__What you will do__: Filter the entries and keep only the lines where the string "believe" appears.

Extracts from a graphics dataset

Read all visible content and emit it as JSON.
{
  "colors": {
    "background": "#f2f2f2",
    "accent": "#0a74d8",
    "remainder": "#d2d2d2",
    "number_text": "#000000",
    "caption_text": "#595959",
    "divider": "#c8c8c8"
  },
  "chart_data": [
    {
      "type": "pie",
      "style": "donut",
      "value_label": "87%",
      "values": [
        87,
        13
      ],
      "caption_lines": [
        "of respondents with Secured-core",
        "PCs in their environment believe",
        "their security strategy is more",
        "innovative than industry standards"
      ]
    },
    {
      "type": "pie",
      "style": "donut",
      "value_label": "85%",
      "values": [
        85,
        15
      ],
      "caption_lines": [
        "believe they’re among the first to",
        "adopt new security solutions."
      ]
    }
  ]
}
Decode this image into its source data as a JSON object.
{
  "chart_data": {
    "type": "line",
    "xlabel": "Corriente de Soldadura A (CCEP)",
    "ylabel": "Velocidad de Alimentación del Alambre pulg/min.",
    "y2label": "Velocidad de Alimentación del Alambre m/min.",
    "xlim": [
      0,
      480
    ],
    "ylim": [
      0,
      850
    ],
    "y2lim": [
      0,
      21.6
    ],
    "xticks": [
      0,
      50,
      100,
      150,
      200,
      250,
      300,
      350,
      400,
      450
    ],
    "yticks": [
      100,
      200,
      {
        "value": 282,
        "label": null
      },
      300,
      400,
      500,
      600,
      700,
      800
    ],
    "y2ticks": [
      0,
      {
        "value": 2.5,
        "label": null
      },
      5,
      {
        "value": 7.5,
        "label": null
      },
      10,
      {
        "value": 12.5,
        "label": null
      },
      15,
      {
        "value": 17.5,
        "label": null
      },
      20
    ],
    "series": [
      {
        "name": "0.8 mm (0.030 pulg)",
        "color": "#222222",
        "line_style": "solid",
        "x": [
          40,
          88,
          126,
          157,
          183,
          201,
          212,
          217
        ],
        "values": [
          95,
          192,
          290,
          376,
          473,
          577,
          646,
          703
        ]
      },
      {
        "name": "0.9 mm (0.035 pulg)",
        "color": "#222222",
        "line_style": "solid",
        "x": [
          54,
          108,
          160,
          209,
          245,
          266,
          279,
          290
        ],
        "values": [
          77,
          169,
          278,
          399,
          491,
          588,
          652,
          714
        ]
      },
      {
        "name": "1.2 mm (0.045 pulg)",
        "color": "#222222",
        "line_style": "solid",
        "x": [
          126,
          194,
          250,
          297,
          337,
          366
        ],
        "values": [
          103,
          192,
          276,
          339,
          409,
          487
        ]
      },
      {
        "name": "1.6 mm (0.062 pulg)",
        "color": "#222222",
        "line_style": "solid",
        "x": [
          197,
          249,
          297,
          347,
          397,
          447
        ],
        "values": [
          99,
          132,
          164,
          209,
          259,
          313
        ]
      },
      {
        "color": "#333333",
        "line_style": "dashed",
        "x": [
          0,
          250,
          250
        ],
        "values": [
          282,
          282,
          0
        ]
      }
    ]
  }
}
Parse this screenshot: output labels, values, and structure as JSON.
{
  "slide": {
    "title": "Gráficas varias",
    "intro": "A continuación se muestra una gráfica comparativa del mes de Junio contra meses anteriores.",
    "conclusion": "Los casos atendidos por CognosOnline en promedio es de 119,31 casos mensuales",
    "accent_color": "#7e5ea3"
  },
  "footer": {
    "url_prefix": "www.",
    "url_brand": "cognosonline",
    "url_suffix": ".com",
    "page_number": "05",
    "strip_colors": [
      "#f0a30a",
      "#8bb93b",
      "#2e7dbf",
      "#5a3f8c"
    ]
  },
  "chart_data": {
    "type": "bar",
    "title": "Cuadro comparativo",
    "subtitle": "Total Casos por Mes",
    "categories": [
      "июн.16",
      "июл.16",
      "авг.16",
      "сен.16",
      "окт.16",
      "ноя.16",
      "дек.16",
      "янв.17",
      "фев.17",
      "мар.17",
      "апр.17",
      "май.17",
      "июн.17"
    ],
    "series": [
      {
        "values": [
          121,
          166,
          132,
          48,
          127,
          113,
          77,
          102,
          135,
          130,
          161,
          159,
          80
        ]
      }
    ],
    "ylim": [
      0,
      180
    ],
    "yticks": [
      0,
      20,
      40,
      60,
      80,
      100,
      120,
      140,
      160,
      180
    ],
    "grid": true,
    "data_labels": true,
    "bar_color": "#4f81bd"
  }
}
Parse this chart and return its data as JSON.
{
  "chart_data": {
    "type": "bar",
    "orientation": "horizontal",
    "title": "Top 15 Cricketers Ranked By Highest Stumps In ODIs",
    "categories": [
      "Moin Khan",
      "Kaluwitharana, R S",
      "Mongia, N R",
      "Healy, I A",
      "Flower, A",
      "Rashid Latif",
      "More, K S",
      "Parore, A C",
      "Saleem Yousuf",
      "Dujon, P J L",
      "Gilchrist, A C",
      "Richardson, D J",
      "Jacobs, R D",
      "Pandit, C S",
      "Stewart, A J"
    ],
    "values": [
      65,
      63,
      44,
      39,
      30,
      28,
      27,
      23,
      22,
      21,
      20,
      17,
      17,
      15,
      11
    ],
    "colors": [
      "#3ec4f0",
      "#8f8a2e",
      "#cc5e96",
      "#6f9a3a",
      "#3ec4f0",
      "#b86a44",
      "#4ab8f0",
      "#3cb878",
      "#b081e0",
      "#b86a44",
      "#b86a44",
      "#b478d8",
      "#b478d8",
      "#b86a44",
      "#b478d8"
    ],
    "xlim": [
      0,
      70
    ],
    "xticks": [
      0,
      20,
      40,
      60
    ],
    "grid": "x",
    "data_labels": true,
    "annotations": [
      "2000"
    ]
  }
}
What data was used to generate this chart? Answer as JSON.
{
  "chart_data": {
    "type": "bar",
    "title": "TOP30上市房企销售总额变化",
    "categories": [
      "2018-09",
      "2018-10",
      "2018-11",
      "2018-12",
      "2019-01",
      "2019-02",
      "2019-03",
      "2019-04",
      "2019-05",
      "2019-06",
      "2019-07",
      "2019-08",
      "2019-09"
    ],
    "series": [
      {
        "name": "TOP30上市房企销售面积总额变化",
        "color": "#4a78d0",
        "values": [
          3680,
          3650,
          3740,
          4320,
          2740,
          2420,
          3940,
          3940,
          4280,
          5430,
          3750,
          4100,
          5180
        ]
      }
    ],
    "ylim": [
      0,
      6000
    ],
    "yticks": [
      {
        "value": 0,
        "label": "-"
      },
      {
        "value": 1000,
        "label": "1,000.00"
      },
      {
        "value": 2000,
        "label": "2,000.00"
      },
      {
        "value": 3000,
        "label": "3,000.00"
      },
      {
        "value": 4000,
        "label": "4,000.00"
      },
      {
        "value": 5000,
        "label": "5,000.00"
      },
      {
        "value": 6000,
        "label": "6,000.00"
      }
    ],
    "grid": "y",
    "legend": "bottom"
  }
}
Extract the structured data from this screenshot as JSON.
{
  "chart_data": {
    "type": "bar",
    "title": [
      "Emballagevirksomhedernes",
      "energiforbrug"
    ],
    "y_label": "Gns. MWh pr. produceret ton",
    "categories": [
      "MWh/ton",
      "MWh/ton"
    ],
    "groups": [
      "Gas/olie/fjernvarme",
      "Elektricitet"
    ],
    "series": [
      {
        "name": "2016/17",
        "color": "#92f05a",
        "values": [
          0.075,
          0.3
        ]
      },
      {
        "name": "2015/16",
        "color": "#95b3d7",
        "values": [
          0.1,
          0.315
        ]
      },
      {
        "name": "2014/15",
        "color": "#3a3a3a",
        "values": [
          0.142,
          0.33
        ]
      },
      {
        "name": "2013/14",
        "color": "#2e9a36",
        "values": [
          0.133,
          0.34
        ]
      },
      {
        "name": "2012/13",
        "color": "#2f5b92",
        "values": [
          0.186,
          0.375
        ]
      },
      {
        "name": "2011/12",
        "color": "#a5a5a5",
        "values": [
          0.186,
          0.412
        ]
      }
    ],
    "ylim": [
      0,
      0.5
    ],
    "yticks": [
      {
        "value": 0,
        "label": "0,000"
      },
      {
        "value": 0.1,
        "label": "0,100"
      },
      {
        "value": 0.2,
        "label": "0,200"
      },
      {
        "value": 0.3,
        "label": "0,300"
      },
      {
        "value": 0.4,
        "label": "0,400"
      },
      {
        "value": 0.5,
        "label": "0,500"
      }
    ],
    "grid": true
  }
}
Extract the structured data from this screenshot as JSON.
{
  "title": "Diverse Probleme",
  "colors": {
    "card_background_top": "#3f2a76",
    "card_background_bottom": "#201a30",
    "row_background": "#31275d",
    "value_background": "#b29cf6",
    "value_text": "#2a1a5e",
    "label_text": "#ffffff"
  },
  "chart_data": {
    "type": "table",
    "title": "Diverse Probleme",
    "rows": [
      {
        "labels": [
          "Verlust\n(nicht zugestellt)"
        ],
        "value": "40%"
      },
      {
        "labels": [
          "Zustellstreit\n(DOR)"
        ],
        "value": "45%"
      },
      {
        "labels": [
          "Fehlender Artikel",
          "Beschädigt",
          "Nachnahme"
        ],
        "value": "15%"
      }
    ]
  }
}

__Result of the exercise__:
        "PCs in their environment believe",
        "believe they’re among the first to",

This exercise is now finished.